# [Data records]
━━━━━━━━━━━━━━━━

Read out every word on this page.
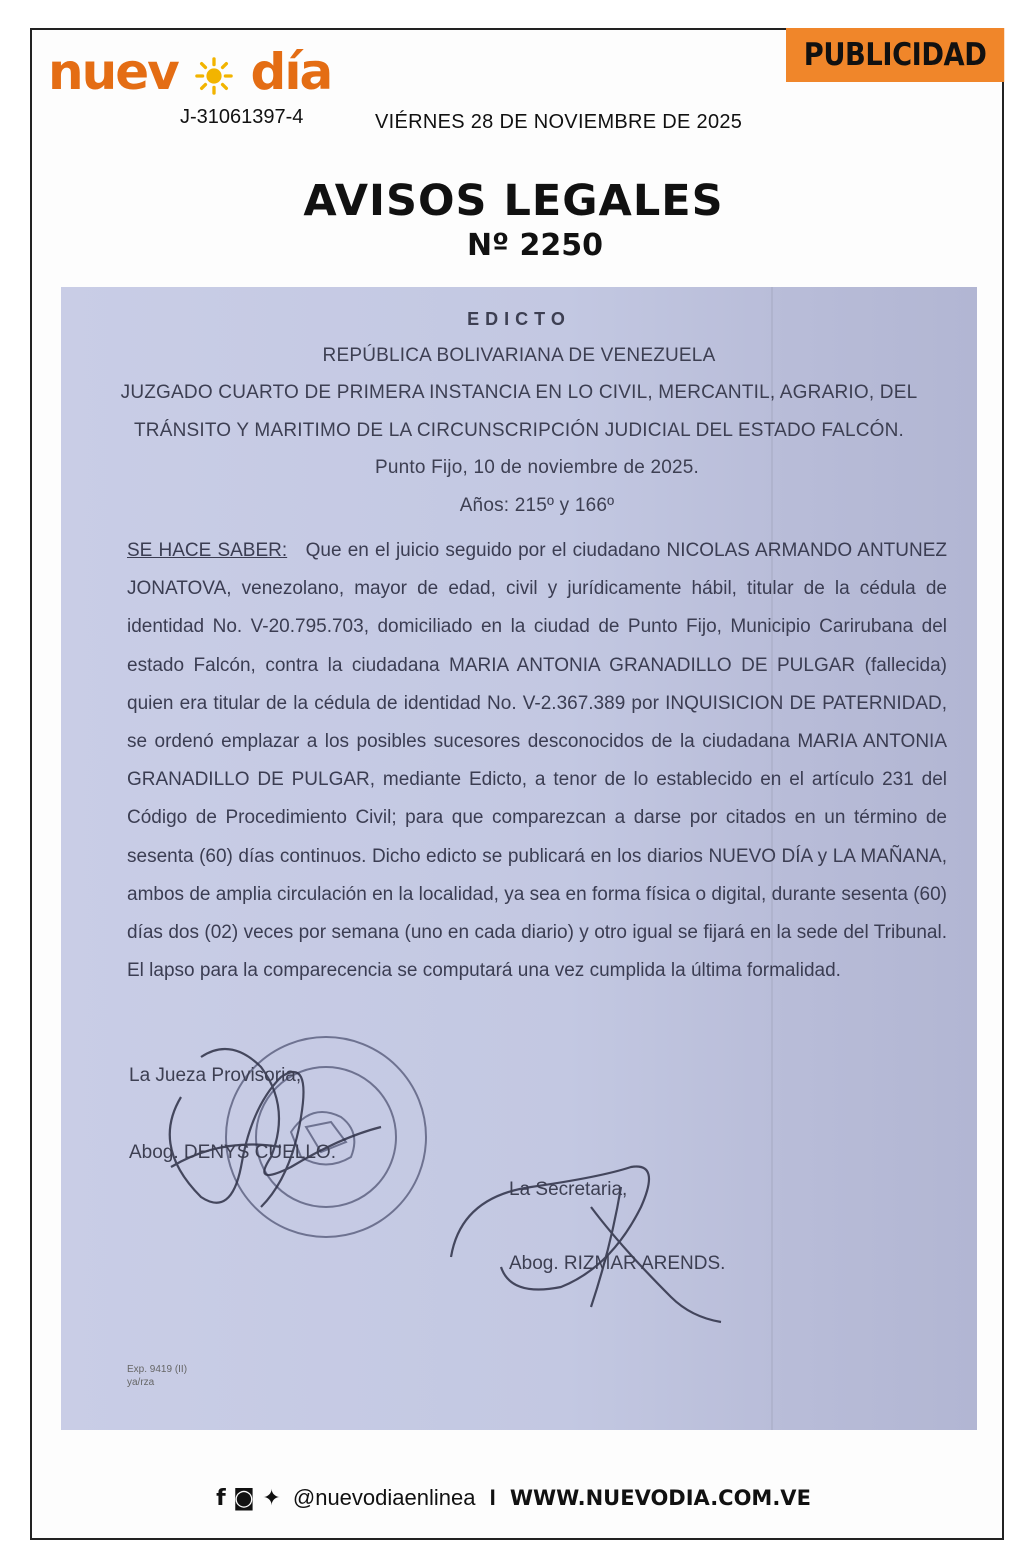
nuev día
J-31061397-4
PUBLICIDAD
VIÉRNES 28 DE NOVIEMBRE DE 2025
AVISOS LEGALES
Nº 2250
EDICTO
REPÚBLICA BOLIVARIANA DE VENEZUELA
JUZGADO CUARTO DE PRIMERA INSTANCIA EN LO CIVIL, MERCANTIL, AGRARIO, DEL
TRÁNSITO Y MARITIMO DE LA CIRCUNSCRIPCIÓN JUDICIAL DEL ESTADO FALCÓN.
Punto Fijo, 10 de noviembre de 2025.
Años: 215º y 166º
SE HACE SABER: Que en el juicio seguido por el ciudadano NICOLAS ARMANDO ANTUNEZ JONATOVA, venezolano, mayor de edad, civil y jurídicamente hábil, titular de la cédula de identidad No. V-20.795.703, domiciliado en la ciudad de Punto Fijo, Municipio Carirubana del estado Falcón, contra la ciudadana MARIA ANTONIA GRANADILLO DE PULGAR (fallecida) quien era titular de la cédula de identidad No. V-2.367.389 por INQUISICION DE PATERNIDAD, se ordenó emplazar a los posibles sucesores desconocidos de la ciudadana MARIA ANTONIA GRANADILLO DE PULGAR, mediante Edicto, a tenor de lo establecido en el artículo 231 del Código de Procedimiento Civil; para que comparezcan a darse por citados en un término de sesenta (60) días continuos. Dicho edicto se publicará en los diarios NUEVO DÍA y LA MAÑANA, ambos de amplia circulación en la localidad, ya sea en forma física o digital, durante sesenta (60) días dos (02) veces por semana (uno en cada diario) y otro igual se fijará en la sede del Tribunal. El lapso para la comparecencia se computará una vez cumplida la última formalidad.
La Jueza Provisoria,
Abog. DENYS CUELLO.
La Secretaria,
Abog. RIZMAR ARENDS.
Exp. 9419 (II)
ya/rza
f ◙ ✦ @nuevodiaenlinea I WWW.NUEVODIA.COM.VE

━━━━━━━━━━━━━━━━

# [TASK TO CARRY OUT]
Restate the whole of the material word for word without the pictures.

# [OUTPUT FOR THIS TASK]
Read out every word on this page.
nuev día
J-31061397-4
PUBLICIDAD
VIÉRNES 28 DE NOVIEMBRE DE 2025
AVISOS LEGALES
Nº 2250
EDICTO
REPÚBLICA BOLIVARIANA DE VENEZUELA
JUZGADO CUARTO DE PRIMERA INSTANCIA EN LO CIVIL, MERCANTIL, AGRARIO, DEL
TRÁNSITO Y MARITIMO DE LA CIRCUNSCRIPCIÓN JUDICIAL DEL ESTADO FALCÓN.
Punto Fijo, 10 de noviembre de 2025.
Años: 215º y 166º
SE HACE SABER: Que en el juicio seguido por el ciudadano NICOLAS ARMANDO ANTUNEZ JONATOVA, venezolano, mayor de edad, civil y jurídicamente hábil, titular de la cédula de identidad No. V-20.795.703, domiciliado en la ciudad de Punto Fijo, Municipio Carirubana del estado Falcón, contra la ciudadana MARIA ANTONIA GRANADILLO DE PULGAR (fallecida) quien era titular de la cédula de identidad No. V-2.367.389 por INQUISICION DE PATERNIDAD, se ordenó emplazar a los posibles sucesores desconocidos de la ciudadana MARIA ANTONIA GRANADILLO DE PULGAR, mediante Edicto, a tenor de lo establecido en el artículo 231 del Código de Procedimiento Civil; para que comparezcan a darse por citados en un término de sesenta (60) días continuos. Dicho edicto se publicará en los diarios NUEVO DÍA y LA MAÑANA, ambos de amplia circulación en la localidad, ya sea en forma física o digital, durante sesenta (60) días dos (02) veces por semana (uno en cada diario) y otro igual se fijará en la sede del Tribunal. El lapso para la comparecencia se computará una vez cumplida la última formalidad.
La Jueza Provisoria,
Abog. DENYS CUELLO.
La Secretaria,
Abog. RIZMAR ARENDS.
Exp. 9419 (II)
ya/rza
f ◙ ✦ @nuevodiaenlinea I WWW.NUEVODIA.COM.VE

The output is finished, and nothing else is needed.